THE EXERCISE »
Copy nothing but the text: repeat each entry exactly and drop the images.

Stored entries
----
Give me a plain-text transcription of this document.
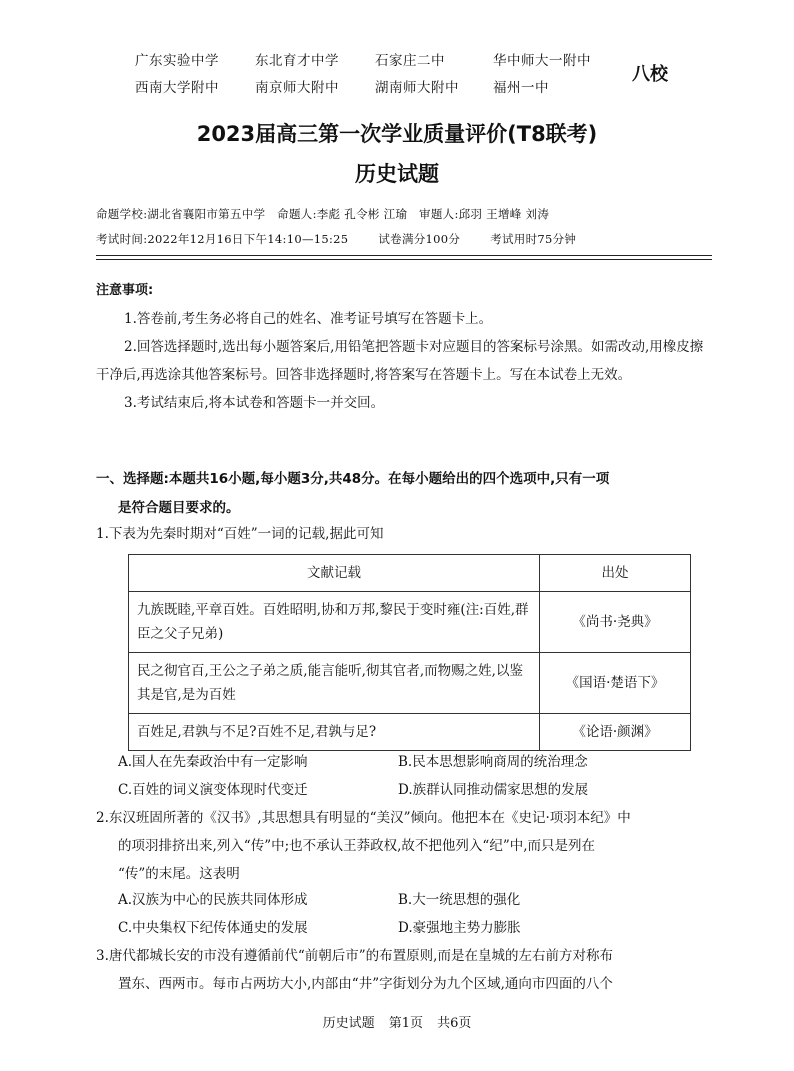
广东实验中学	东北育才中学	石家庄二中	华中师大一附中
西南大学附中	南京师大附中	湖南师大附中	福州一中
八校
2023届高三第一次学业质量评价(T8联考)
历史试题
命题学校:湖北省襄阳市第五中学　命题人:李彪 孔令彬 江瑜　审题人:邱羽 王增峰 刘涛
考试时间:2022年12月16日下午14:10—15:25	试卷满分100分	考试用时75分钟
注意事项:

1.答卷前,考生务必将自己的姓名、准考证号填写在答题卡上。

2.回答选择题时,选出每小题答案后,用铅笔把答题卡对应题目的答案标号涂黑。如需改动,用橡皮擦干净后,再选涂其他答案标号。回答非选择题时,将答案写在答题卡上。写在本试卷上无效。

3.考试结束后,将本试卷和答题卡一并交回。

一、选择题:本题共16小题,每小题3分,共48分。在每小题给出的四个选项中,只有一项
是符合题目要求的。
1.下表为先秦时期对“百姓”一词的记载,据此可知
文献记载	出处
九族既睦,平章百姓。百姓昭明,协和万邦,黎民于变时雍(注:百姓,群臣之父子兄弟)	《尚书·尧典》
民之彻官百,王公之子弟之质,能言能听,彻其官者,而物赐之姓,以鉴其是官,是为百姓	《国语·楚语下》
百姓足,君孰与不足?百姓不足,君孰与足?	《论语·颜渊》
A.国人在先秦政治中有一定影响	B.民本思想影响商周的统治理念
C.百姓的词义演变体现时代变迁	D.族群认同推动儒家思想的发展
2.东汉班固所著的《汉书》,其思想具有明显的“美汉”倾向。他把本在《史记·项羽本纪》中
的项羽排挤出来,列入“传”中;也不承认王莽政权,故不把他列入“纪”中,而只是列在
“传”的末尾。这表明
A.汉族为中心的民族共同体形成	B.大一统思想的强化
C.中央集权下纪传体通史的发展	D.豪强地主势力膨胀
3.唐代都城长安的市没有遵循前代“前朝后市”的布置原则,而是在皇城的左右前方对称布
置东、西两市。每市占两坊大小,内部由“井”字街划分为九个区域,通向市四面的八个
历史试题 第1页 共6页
----
SOLUTION TO THIS TASK »
Give me a plain-text transcription of this document.
广东实验中学	东北育才中学	石家庄二中	华中师大一附中
西南大学附中	南京师大附中	湖南师大附中	福州一中
八校
2023届高三第一次学业质量评价(T8联考)
历史试题
命题学校:湖北省襄阳市第五中学　命题人:李彪 孔令彬 江瑜　审题人:邱羽 王增峰 刘涛
考试时间:2022年12月16日下午14:10—15:25	试卷满分100分	考试用时75分钟
注意事项:

1.答卷前,考生务必将自己的姓名、准考证号填写在答题卡上。

2.回答选择题时,选出每小题答案后,用铅笔把答题卡对应题目的答案标号涂黑。如需改动,用橡皮擦干净后,再选涂其他答案标号。回答非选择题时,将答案写在答题卡上。写在本试卷上无效。

3.考试结束后,将本试卷和答题卡一并交回。

一、选择题:本题共16小题,每小题3分,共48分。在每小题给出的四个选项中,只有一项
是符合题目要求的。
1.下表为先秦时期对“百姓”一词的记载,据此可知
文献记载	出处
九族既睦,平章百姓。百姓昭明,协和万邦,黎民于变时雍(注:百姓,群臣之父子兄弟)	《尚书·尧典》
民之彻官百,王公之子弟之质,能言能听,彻其官者,而物赐之姓,以鉴其是官,是为百姓	《国语·楚语下》
百姓足,君孰与不足?百姓不足,君孰与足?	《论语·颜渊》
A.国人在先秦政治中有一定影响	B.民本思想影响商周的统治理念
C.百姓的词义演变体现时代变迁	D.族群认同推动儒家思想的发展
2.东汉班固所著的《汉书》,其思想具有明显的“美汉”倾向。他把本在《史记·项羽本纪》中
的项羽排挤出来,列入“传”中;也不承认王莽政权,故不把他列入“纪”中,而只是列在
“传”的末尾。这表明
A.汉族为中心的民族共同体形成	B.大一统思想的强化
C.中央集权下纪传体通史的发展	D.豪强地主势力膨胀
3.唐代都城长安的市没有遵循前代“前朝后市”的布置原则,而是在皇城的左右前方对称布
置东、西两市。每市占两坊大小,内部由“井”字街划分为九个区域,通向市四面的八个
历史试题 第1页 共6页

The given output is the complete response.